To be done:
Could you give the data below again, exactly and completely?

* begin Dataset extract *

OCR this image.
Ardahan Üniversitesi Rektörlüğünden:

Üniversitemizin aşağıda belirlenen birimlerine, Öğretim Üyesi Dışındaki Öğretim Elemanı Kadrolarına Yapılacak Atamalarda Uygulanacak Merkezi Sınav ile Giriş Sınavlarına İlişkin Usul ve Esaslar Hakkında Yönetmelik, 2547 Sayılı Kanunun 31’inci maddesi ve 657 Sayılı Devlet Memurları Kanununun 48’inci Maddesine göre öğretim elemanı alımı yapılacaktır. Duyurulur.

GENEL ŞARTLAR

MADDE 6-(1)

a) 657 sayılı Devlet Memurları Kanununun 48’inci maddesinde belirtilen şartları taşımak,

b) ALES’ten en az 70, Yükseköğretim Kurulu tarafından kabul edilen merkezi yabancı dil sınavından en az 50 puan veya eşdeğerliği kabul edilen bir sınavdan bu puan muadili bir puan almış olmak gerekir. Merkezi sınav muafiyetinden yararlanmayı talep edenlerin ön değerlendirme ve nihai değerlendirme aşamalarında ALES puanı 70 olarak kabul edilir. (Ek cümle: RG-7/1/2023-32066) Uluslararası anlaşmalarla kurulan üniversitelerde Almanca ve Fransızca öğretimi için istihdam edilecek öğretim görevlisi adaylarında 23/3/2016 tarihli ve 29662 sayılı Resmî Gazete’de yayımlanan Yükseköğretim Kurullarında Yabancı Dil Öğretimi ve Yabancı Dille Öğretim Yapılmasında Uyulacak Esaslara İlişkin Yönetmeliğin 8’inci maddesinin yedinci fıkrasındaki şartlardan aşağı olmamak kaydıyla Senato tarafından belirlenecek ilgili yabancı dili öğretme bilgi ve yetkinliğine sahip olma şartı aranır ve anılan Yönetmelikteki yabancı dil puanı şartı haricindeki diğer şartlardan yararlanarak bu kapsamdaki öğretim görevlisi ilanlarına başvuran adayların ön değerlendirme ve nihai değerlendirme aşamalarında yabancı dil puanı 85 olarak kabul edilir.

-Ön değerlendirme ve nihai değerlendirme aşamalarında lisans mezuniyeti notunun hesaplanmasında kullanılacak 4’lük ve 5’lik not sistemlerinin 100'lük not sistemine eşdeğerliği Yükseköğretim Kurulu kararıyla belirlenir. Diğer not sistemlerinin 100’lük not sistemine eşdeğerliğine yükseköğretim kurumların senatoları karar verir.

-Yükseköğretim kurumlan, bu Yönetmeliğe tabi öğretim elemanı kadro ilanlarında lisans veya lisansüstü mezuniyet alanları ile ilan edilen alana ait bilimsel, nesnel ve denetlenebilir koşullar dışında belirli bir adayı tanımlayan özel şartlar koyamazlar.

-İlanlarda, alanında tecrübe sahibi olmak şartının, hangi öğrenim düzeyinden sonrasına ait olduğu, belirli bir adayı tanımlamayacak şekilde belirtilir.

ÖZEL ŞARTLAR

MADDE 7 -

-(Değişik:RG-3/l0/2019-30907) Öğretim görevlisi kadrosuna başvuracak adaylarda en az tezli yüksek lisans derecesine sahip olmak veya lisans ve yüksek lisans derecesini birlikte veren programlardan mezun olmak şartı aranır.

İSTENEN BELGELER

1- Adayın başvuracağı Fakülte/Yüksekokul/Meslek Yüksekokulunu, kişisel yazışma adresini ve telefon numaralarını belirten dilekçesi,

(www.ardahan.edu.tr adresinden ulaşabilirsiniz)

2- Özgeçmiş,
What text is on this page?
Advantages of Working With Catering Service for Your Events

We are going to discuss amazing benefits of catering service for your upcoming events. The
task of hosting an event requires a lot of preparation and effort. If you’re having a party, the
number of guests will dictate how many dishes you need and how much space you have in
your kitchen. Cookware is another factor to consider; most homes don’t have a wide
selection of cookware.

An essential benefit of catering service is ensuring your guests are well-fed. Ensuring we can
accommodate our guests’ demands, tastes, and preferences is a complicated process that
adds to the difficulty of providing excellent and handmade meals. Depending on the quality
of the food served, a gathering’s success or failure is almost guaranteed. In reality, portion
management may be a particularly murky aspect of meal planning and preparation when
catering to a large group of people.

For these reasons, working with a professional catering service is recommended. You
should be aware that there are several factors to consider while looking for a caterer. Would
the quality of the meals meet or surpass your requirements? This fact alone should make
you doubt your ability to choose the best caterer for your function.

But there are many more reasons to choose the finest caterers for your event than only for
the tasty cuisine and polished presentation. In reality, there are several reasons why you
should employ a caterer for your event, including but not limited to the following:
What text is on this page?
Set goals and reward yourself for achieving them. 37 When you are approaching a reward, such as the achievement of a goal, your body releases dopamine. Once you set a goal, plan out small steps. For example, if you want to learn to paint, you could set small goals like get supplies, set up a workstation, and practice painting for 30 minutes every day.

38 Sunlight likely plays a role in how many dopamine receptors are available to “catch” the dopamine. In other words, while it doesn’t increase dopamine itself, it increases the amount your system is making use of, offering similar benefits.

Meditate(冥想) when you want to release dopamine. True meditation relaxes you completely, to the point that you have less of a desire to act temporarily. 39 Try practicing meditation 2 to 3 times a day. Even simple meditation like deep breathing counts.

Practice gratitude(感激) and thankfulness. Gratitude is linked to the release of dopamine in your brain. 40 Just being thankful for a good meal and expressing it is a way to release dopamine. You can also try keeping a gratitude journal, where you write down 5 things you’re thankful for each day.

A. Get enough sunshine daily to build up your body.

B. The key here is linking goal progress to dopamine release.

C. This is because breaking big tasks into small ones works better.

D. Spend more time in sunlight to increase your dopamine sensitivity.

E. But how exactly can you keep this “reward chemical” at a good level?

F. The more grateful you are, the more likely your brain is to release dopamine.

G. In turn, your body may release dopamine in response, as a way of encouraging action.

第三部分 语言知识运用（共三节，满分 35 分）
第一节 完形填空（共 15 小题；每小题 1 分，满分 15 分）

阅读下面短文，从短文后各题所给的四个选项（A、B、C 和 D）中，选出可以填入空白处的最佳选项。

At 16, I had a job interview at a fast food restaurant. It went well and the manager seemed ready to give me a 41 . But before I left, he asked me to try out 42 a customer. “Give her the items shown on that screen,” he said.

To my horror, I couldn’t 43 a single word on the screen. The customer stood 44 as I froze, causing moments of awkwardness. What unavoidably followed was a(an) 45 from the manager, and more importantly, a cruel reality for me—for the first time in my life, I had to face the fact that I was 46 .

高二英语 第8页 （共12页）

* end Dataset extract *

Task solution:
OCR this image.
Ardahan Üniversitesi Rektörlüğünden:

Üniversitemizin aşağıda belirlenen birimlerine, Öğretim Üyesi Dışındaki Öğretim Elemanı Kadrolarına Yapılacak Atamalarda Uygulanacak Merkezi Sınav ile Giriş Sınavlarına İlişkin Usul ve Esaslar Hakkında Yönetmelik, 2547 Sayılı Kanunun 31’inci maddesi ve 657 Sayılı Devlet Memurları Kanununun 48’inci Maddesine göre öğretim elemanı alımı yapılacaktır. Duyurulur.

GENEL ŞARTLAR

MADDE 6-(1)

a) 657 sayılı Devlet Memurları Kanununun 48’inci maddesinde belirtilen şartları taşımak,

b) ALES’ten en az 70, Yükseköğretim Kurulu tarafından kabul edilen merkezi yabancı dil sınavından en az 50 puan veya eşdeğerliği kabul edilen bir sınavdan bu puan muadili bir puan almış olmak gerekir. Merkezi sınav muafiyetinden yararlanmayı talep edenlerin ön değerlendirme ve nihai değerlendirme aşamalarında ALES puanı 70 olarak kabul edilir. (Ek cümle: RG-7/1/2023-32066) Uluslararası anlaşmalarla kurulan üniversitelerde Almanca ve Fransızca öğretimi için istihdam edilecek öğretim görevlisi adaylarında 23/3/2016 tarihli ve 29662 sayılı Resmî Gazete’de yayımlanan Yükseköğretim Kurullarında Yabancı Dil Öğretimi ve Yabancı Dille Öğretim Yapılmasında Uyulacak Esaslara İlişkin Yönetmeliğin 8’inci maddesinin yedinci fıkrasındaki şartlardan aşağı olmamak kaydıyla Senato tarafından belirlenecek ilgili yabancı dili öğretme bilgi ve yetkinliğine sahip olma şartı aranır ve anılan Yönetmelikteki yabancı dil puanı şartı haricindeki diğer şartlardan yararlanarak bu kapsamdaki öğretim görevlisi ilanlarına başvuran adayların ön değerlendirme ve nihai değerlendirme aşamalarında yabancı dil puanı 85 olarak kabul edilir.

-Ön değerlendirme ve nihai değerlendirme aşamalarında lisans mezuniyeti notunun hesaplanmasında kullanılacak 4’lük ve 5’lik not sistemlerinin 100'lük not sistemine eşdeğerliği Yükseköğretim Kurulu kararıyla belirlenir. Diğer not sistemlerinin 100’lük not sistemine eşdeğerliğine yükseköğretim kurumların senatoları karar verir.

-Yükseköğretim kurumlan, bu Yönetmeliğe tabi öğretim elemanı kadro ilanlarında lisans veya lisansüstü mezuniyet alanları ile ilan edilen alana ait bilimsel, nesnel ve denetlenebilir koşullar dışında belirli bir adayı tanımlayan özel şartlar koyamazlar.

-İlanlarda, alanında tecrübe sahibi olmak şartının, hangi öğrenim düzeyinden sonrasına ait olduğu, belirli bir adayı tanımlamayacak şekilde belirtilir.

ÖZEL ŞARTLAR

MADDE 7 -

-(Değişik:RG-3/l0/2019-30907) Öğretim görevlisi kadrosuna başvuracak adaylarda en az tezli yüksek lisans derecesine sahip olmak veya lisans ve yüksek lisans derecesini birlikte veren programlardan mezun olmak şartı aranır.

İSTENEN BELGELER

1- Adayın başvuracağı Fakülte/Yüksekokul/Meslek Yüksekokulunu, kişisel yazışma adresini ve telefon numaralarını belirten dilekçesi,

(www.ardahan.edu.tr adresinden ulaşabilirsiniz)

2- Özgeçmiş,
What text is on this page?
Advantages of Working With Catering Service for Your Events

We are going to discuss amazing benefits of catering service for your upcoming events. The
task of hosting an event requires a lot of preparation and effort. If you’re having a party, the
number of guests will dictate how many dishes you need and how much space you have in
your kitchen. Cookware is another factor to consider; most homes don’t have a wide
selection of cookware.

An essential benefit of catering service is ensuring your guests are well-fed. Ensuring we can
accommodate our guests’ demands, tastes, and preferences is a complicated process that
adds to the difficulty of providing excellent and handmade meals. Depending on the quality
of the food served, a gathering’s success or failure is almost guaranteed. In reality, portion
management may be a particularly murky aspect of meal planning and preparation when
catering to a large group of people.

For these reasons, working with a professional catering service is recommended. You
should be aware that there are several factors to consider while looking for a caterer. Would
the quality of the meals meet or surpass your requirements? This fact alone should make
you doubt your ability to choose the best caterer for your function.

But there are many more reasons to choose the finest caterers for your event than only for
the tasty cuisine and polished presentation. In reality, there are several reasons why you
should employ a caterer for your event, including but not limited to the following:
What text is on this page?
Set goals and reward yourself for achieving them. 37 When you are approaching a reward, such as the achievement of a goal, your body releases dopamine. Once you set a goal, plan out small steps. For example, if you want to learn to paint, you could set small goals like get supplies, set up a workstation, and practice painting for 30 minutes every day.

38 Sunlight likely plays a role in how many dopamine receptors are available to “catch” the dopamine. In other words, while it doesn’t increase dopamine itself, it increases the amount your system is making use of, offering similar benefits.

Meditate(冥想) when you want to release dopamine. True meditation relaxes you completely, to the point that you have less of a desire to act temporarily. 39 Try practicing meditation 2 to 3 times a day. Even simple meditation like deep breathing counts.

Practice gratitude(感激) and thankfulness. Gratitude is linked to the release of dopamine in your brain. 40 Just being thankful for a good meal and expressing it is a way to release dopamine. You can also try keeping a gratitude journal, where you write down 5 things you’re thankful for each day.

A. Get enough sunshine daily to build up your body.

B. The key here is linking goal progress to dopamine release.

C. This is because breaking big tasks into small ones works better.

D. Spend more time in sunlight to increase your dopamine sensitivity.

E. But how exactly can you keep this “reward chemical” at a good level?

F. The more grateful you are, the more likely your brain is to release dopamine.

G. In turn, your body may release dopamine in response, as a way of encouraging action.

第三部分 语言知识运用（共三节，满分 35 分）
第一节 完形填空（共 15 小题；每小题 1 分，满分 15 分）

阅读下面短文，从短文后各题所给的四个选项（A、B、C 和 D）中，选出可以填入空白处的最佳选项。

At 16, I had a job interview at a fast food restaurant. It went well and the manager seemed ready to give me a 41 . But before I left, he asked me to try out 42 a customer. “Give her the items shown on that screen,” he said.

To my horror, I couldn’t 43 a single word on the screen. The customer stood 44 as I froze, causing moments of awkwardness. What unavoidably followed was a(an) 45 from the manager, and more importantly, a cruel reality for me—for the first time in my life, I had to face the fact that I was 46 .

高二英语 第8页 （共12页）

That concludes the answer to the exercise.